== Written problem ==
In the entries below, how many lines hold the string "crude"? Give only the number.

== Raw data ==
>> begin
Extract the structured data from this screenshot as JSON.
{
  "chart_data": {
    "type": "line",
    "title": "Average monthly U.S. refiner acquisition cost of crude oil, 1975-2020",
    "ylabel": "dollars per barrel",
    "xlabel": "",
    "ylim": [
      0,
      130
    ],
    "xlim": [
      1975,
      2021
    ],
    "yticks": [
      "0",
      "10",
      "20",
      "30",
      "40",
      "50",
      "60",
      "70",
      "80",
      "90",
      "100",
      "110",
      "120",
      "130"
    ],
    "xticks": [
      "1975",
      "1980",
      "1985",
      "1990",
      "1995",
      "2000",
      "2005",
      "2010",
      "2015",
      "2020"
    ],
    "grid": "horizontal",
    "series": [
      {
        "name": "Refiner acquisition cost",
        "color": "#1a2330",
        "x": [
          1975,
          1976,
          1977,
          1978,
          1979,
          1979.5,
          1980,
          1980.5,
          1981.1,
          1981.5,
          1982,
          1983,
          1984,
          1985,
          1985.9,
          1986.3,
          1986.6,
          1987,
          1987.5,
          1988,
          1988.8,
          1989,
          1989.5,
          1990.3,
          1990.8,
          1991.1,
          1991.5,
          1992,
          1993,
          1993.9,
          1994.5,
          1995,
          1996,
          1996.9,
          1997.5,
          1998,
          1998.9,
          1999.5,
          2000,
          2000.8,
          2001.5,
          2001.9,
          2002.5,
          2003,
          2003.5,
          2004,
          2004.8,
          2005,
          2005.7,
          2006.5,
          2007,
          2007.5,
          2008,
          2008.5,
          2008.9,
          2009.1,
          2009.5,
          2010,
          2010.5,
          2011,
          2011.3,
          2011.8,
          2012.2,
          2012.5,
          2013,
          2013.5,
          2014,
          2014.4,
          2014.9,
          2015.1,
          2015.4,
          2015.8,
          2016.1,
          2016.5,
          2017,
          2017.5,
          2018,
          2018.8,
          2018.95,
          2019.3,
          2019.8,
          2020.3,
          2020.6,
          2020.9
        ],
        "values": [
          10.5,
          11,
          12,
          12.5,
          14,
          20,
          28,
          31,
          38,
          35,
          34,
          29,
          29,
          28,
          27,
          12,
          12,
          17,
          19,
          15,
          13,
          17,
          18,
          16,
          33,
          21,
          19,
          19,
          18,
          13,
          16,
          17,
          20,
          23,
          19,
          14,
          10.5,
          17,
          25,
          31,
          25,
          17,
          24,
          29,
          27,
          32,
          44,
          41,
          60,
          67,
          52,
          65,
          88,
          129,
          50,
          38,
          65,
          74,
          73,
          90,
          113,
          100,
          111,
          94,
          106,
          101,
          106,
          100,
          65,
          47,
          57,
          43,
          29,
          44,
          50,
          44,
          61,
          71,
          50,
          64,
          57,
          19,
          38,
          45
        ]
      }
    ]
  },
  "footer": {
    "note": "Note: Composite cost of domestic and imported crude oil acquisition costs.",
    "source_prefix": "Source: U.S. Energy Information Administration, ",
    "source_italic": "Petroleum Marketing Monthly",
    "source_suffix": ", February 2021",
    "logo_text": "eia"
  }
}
>> end
== Response below ==
2